- What you are asked to do: What follows is a block of records; restate each one word for word.

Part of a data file
◆ ◆ ◆ ◆ ◆

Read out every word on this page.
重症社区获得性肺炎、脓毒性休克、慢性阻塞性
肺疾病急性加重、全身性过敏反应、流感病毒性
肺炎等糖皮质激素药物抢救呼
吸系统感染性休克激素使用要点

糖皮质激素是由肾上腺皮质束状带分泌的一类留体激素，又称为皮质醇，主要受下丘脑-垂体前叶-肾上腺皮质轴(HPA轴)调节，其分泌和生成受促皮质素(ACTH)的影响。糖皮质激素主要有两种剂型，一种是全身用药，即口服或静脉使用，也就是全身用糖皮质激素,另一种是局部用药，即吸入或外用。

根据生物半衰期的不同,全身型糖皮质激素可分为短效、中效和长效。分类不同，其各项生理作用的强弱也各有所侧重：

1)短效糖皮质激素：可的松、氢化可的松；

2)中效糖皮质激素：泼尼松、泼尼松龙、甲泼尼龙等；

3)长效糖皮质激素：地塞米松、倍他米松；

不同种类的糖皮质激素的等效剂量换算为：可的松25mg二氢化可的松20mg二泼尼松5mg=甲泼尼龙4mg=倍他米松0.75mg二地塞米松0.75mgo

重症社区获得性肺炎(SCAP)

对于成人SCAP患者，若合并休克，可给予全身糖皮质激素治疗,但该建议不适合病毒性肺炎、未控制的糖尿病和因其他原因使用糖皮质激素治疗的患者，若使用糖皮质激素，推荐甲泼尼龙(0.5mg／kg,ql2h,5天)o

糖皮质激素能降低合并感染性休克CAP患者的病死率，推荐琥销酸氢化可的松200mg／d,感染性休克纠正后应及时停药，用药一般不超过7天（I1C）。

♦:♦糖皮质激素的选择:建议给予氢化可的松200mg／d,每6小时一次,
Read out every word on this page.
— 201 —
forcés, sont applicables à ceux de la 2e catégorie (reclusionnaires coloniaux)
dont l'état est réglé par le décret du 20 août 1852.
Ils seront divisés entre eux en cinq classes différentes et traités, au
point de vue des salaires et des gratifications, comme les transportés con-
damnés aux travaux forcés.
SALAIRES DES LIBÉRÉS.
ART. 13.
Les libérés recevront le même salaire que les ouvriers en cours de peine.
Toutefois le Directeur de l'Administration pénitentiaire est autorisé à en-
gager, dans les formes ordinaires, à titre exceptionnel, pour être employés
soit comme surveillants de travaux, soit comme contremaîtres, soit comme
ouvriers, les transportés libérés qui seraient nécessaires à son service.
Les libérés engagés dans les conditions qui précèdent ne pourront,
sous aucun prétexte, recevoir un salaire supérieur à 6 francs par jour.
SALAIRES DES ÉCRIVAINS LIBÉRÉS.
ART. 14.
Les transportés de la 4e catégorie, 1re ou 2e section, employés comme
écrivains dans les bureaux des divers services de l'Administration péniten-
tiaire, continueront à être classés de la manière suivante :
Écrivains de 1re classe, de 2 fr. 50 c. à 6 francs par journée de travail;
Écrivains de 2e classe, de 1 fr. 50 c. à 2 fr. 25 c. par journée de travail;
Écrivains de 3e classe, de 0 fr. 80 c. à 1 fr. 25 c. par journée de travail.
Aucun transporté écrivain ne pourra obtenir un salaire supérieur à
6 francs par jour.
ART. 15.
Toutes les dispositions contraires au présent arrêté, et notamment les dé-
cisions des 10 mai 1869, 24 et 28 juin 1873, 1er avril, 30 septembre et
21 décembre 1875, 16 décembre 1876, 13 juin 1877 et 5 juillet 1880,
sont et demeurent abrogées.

◆ ◆ ◆ ◆ ◆

- Written response:
Read out every word on this page.
重症社区获得性肺炎、脓毒性休克、慢性阻塞性
肺疾病急性加重、全身性过敏反应、流感病毒性
肺炎等糖皮质激素药物抢救呼
吸系统感染性休克激素使用要点

糖皮质激素是由肾上腺皮质束状带分泌的一类留体激素，又称为皮质醇，主要受下丘脑-垂体前叶-肾上腺皮质轴(HPA轴)调节，其分泌和生成受促皮质素(ACTH)的影响。糖皮质激素主要有两种剂型，一种是全身用药，即口服或静脉使用，也就是全身用糖皮质激素,另一种是局部用药，即吸入或外用。

根据生物半衰期的不同,全身型糖皮质激素可分为短效、中效和长效。分类不同，其各项生理作用的强弱也各有所侧重：

1)短效糖皮质激素：可的松、氢化可的松；

2)中效糖皮质激素：泼尼松、泼尼松龙、甲泼尼龙等；

3)长效糖皮质激素：地塞米松、倍他米松；

不同种类的糖皮质激素的等效剂量换算为：可的松25mg二氢化可的松20mg二泼尼松5mg=甲泼尼龙4mg=倍他米松0.75mg二地塞米松0.75mgo

重症社区获得性肺炎(SCAP)

对于成人SCAP患者，若合并休克，可给予全身糖皮质激素治疗,但该建议不适合病毒性肺炎、未控制的糖尿病和因其他原因使用糖皮质激素治疗的患者，若使用糖皮质激素，推荐甲泼尼龙(0.5mg／kg,ql2h,5天)o

糖皮质激素能降低合并感染性休克CAP患者的病死率，推荐琥销酸氢化可的松200mg／d,感染性休克纠正后应及时停药，用药一般不超过7天（I1C）。

♦:♦糖皮质激素的选择:建议给予氢化可的松200mg／d,每6小时一次,
Read out every word on this page.
— 201 —
forcés, sont applicables à ceux de la 2e catégorie (reclusionnaires coloniaux)
dont l'état est réglé par le décret du 20 août 1852.
Ils seront divisés entre eux en cinq classes différentes et traités, au
point de vue des salaires et des gratifications, comme les transportés con-
damnés aux travaux forcés.
SALAIRES DES LIBÉRÉS.
ART. 13.
Les libérés recevront le même salaire que les ouvriers en cours de peine.
Toutefois le Directeur de l'Administration pénitentiaire est autorisé à en-
gager, dans les formes ordinaires, à titre exceptionnel, pour être employés
soit comme surveillants de travaux, soit comme contremaîtres, soit comme
ouvriers, les transportés libérés qui seraient nécessaires à son service.
Les libérés engagés dans les conditions qui précèdent ne pourront,
sous aucun prétexte, recevoir un salaire supérieur à 6 francs par jour.
SALAIRES DES ÉCRIVAINS LIBÉRÉS.
ART. 14.
Les transportés de la 4e catégorie, 1re ou 2e section, employés comme
écrivains dans les bureaux des divers services de l'Administration péniten-
tiaire, continueront à être classés de la manière suivante :
Écrivains de 1re classe, de 2 fr. 50 c. à 6 francs par journée de travail;
Écrivains de 2e classe, de 1 fr. 50 c. à 2 fr. 25 c. par journée de travail;
Écrivains de 3e classe, de 0 fr. 80 c. à 1 fr. 25 c. par journée de travail.
Aucun transporté écrivain ne pourra obtenir un salaire supérieur à
6 francs par jour.
ART. 15.
Toutes les dispositions contraires au présent arrêté, et notamment les dé-
cisions des 10 mai 1869, 24 et 28 juin 1873, 1er avril, 30 septembre et
21 décembre 1875, 16 décembre 1876, 13 juin 1877 et 5 juillet 1880,
sont et demeurent abrogées.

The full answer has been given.